-- begin SUPPLIED DATA --
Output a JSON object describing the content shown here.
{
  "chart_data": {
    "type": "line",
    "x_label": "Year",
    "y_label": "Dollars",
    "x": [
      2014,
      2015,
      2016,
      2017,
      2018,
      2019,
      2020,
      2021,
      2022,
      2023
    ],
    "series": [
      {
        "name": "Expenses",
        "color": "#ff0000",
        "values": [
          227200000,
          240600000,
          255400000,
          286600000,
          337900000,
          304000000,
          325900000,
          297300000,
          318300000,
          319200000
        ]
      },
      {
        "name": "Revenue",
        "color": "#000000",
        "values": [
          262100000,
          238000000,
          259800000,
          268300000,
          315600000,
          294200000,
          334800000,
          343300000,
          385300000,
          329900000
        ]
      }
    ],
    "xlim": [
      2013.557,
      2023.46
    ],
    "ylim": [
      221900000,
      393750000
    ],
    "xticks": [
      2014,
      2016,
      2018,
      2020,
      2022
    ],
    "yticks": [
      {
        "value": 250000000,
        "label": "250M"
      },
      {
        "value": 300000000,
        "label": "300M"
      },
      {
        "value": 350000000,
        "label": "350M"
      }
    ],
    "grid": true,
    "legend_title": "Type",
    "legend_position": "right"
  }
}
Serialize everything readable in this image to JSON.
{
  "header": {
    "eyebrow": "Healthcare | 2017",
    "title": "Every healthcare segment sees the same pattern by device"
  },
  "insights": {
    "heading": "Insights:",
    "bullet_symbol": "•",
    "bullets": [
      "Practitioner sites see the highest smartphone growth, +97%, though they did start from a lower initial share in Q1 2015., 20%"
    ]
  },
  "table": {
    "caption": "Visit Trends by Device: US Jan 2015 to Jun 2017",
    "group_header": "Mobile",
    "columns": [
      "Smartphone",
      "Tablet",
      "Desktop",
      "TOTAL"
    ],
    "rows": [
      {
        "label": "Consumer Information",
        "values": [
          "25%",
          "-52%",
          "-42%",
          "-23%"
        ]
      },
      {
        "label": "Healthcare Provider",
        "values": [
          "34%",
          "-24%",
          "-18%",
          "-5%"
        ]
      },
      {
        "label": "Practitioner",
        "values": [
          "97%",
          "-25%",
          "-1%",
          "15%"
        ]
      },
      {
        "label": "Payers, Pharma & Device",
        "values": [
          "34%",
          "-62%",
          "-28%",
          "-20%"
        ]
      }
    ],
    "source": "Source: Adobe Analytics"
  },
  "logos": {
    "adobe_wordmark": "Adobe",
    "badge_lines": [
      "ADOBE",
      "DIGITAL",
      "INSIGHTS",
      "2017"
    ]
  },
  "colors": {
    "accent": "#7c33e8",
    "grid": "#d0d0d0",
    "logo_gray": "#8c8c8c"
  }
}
-- end SUPPLIED DATA --
• STATED PROBLEM
Copy each record from above without leaving any out.

• COMPLETED EXERCISE
Output a JSON object describing the content shown here.
{
  "chart_data": {
    "type": "line",
    "x_label": "Year",
    "y_label": "Dollars",
    "x": [
      2014,
      2015,
      2016,
      2017,
      2018,
      2019,
      2020,
      2021,
      2022,
      2023
    ],
    "series": [
      {
        "name": "Expenses",
        "color": "#ff0000",
        "values": [
          227200000,
          240600000,
          255400000,
          286600000,
          337900000,
          304000000,
          325900000,
          297300000,
          318300000,
          319200000
        ]
      },
      {
        "name": "Revenue",
        "color": "#000000",
        "values": [
          262100000,
          238000000,
          259800000,
          268300000,
          315600000,
          294200000,
          334800000,
          343300000,
          385300000,
          329900000
        ]
      }
    ],
    "xlim": [
      2013.557,
      2023.46
    ],
    "ylim": [
      221900000,
      393750000
    ],
    "xticks": [
      2014,
      2016,
      2018,
      2020,
      2022
    ],
    "yticks": [
      {
        "value": 250000000,
        "label": "250M"
      },
      {
        "value": 300000000,
        "label": "300M"
      },
      {
        "value": 350000000,
        "label": "350M"
      }
    ],
    "grid": true,
    "legend_title": "Type",
    "legend_position": "right"
  }
}
Serialize everything readable in this image to JSON.
{
  "header": {
    "eyebrow": "Healthcare | 2017",
    "title": "Every healthcare segment sees the same pattern by device"
  },
  "insights": {
    "heading": "Insights:",
    "bullet_symbol": "•",
    "bullets": [
      "Practitioner sites see the highest smartphone growth, +97%, though they did start from a lower initial share in Q1 2015., 20%"
    ]
  },
  "table": {
    "caption": "Visit Trends by Device: US Jan 2015 to Jun 2017",
    "group_header": "Mobile",
    "columns": [
      "Smartphone",
      "Tablet",
      "Desktop",
      "TOTAL"
    ],
    "rows": [
      {
        "label": "Consumer Information",
        "values": [
          "25%",
          "-52%",
          "-42%",
          "-23%"
        ]
      },
      {
        "label": "Healthcare Provider",
        "values": [
          "34%",
          "-24%",
          "-18%",
          "-5%"
        ]
      },
      {
        "label": "Practitioner",
        "values": [
          "97%",
          "-25%",
          "-1%",
          "15%"
        ]
      },
      {
        "label": "Payers, Pharma & Device",
        "values": [
          "34%",
          "-62%",
          "-28%",
          "-20%"
        ]
      }
    ],
    "source": "Source: Adobe Analytics"
  },
  "logos": {
    "adobe_wordmark": "Adobe",
    "badge_lines": [
      "ADOBE",
      "DIGITAL",
      "INSIGHTS",
      "2017"
    ]
  },
  "colors": {
    "accent": "#7c33e8",
    "grid": "#d0d0d0",
    "logo_gray": "#8c8c8c"
  }
}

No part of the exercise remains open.